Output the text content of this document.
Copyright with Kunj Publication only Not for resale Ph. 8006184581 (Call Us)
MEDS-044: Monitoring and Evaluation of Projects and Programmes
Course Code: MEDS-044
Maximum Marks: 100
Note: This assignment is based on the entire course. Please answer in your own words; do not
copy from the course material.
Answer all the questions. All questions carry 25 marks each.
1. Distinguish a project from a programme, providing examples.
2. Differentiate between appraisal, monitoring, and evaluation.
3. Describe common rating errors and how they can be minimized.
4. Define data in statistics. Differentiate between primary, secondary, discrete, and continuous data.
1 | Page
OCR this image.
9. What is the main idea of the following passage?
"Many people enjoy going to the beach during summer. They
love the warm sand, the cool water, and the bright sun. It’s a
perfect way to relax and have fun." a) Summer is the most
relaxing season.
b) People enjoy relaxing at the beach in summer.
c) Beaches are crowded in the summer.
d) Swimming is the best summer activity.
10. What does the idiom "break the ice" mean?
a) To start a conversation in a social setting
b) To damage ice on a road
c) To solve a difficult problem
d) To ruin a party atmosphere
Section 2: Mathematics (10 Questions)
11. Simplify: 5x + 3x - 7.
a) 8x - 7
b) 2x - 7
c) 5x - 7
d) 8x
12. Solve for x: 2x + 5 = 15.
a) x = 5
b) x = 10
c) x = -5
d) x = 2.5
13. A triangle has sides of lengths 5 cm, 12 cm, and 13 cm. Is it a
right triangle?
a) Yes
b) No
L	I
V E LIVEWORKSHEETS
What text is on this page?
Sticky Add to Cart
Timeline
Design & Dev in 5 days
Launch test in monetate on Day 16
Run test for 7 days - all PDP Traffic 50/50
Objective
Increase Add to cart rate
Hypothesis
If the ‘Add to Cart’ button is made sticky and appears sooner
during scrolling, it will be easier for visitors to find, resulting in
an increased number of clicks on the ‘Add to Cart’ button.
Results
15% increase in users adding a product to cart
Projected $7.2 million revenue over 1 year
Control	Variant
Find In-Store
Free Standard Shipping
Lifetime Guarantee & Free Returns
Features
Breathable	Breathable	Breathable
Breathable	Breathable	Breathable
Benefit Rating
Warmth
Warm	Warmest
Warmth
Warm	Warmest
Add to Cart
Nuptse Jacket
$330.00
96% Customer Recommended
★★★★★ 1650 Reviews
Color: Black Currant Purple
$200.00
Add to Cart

◇ ◇ ◇ ◇ ◇

Return all of the entries word for word.

Output the text content of this document.
Copyright with Kunj Publication only Not for resale Ph. 8006184581 (Call Us)
MEDS-044: Monitoring and Evaluation of Projects and Programmes
Course Code: MEDS-044
Maximum Marks: 100
Note: This assignment is based on the entire course. Please answer in your own words; do not
copy from the course material.
Answer all the questions. All questions carry 25 marks each.
1. Distinguish a project from a programme, providing examples.
2. Differentiate between appraisal, monitoring, and evaluation.
3. Describe common rating errors and how they can be minimized.
4. Define data in statistics. Differentiate between primary, secondary, discrete, and continuous data.
1 | Page
OCR this image.
9. What is the main idea of the following passage?
"Many people enjoy going to the beach during summer. They
love the warm sand, the cool water, and the bright sun. It’s a
perfect way to relax and have fun." a) Summer is the most
relaxing season.
b) People enjoy relaxing at the beach in summer.
c) Beaches are crowded in the summer.
d) Swimming is the best summer activity.
10. What does the idiom "break the ice" mean?
a) To start a conversation in a social setting
b) To damage ice on a road
c) To solve a difficult problem
d) To ruin a party atmosphere
Section 2: Mathematics (10 Questions)
11. Simplify: 5x + 3x - 7.
a) 8x - 7
b) 2x - 7
c) 5x - 7
d) 8x
12. Solve for x: 2x + 5 = 15.
a) x = 5
b) x = 10
c) x = -5
d) x = 2.5
13. A triangle has sides of lengths 5 cm, 12 cm, and 13 cm. Is it a
right triangle?
a) Yes
b) No
L	I
V E LIVEWORKSHEETS
What text is on this page?
Sticky Add to Cart
Timeline
Design & Dev in 5 days
Launch test in monetate on Day 16
Run test for 7 days - all PDP Traffic 50/50
Objective
Increase Add to cart rate
Hypothesis
If the ‘Add to Cart’ button is made sticky and appears sooner
during scrolling, it will be easier for visitors to find, resulting in
an increased number of clicks on the ‘Add to Cart’ button.
Results
15% increase in users adding a product to cart
Projected $7.2 million revenue over 1 year
Control	Variant
Find In-Store
Free Standard Shipping
Lifetime Guarantee & Free Returns
Features
Breathable	Breathable	Breathable
Breathable	Breathable	Breathable
Benefit Rating
Warmth
Warm	Warmest
Warmth
Warm	Warmest
Add to Cart
Nuptse Jacket
$330.00
96% Customer Recommended
★★★★★ 1650 Reviews
Color: Black Currant Purple
$200.00
Add to Cart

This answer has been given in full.